▼

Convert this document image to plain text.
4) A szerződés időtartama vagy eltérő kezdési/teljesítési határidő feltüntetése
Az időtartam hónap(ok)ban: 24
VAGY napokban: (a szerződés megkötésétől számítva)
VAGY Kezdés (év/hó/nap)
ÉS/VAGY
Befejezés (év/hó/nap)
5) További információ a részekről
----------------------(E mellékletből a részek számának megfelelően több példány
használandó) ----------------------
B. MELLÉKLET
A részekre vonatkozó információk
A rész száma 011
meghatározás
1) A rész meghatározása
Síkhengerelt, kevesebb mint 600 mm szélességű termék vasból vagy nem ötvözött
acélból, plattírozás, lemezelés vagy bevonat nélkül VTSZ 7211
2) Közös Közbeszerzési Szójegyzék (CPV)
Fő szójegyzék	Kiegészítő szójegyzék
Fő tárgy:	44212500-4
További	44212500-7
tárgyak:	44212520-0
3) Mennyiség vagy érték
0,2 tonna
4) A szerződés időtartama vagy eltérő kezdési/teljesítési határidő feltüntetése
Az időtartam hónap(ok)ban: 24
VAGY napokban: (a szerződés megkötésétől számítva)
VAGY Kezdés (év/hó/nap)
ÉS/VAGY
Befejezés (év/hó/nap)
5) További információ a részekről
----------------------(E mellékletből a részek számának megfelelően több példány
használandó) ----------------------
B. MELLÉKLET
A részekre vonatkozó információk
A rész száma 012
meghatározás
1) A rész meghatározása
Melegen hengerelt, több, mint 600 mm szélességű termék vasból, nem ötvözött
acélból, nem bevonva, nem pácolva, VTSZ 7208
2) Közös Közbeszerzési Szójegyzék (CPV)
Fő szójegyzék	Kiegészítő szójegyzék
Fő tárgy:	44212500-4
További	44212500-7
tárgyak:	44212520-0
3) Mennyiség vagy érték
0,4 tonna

▲

**PROBLEM DESCRIPTION**:
Copy each line of the listing in which the word "mint" can be found.

**CORRECT OUTPUT**:
Síkhengerelt, kevesebb mint 600 mm szélességű termék vasból vagy nem ötvözött
Melegen hengerelt, több, mint 600 mm szélességű termék vasból, nem ötvözött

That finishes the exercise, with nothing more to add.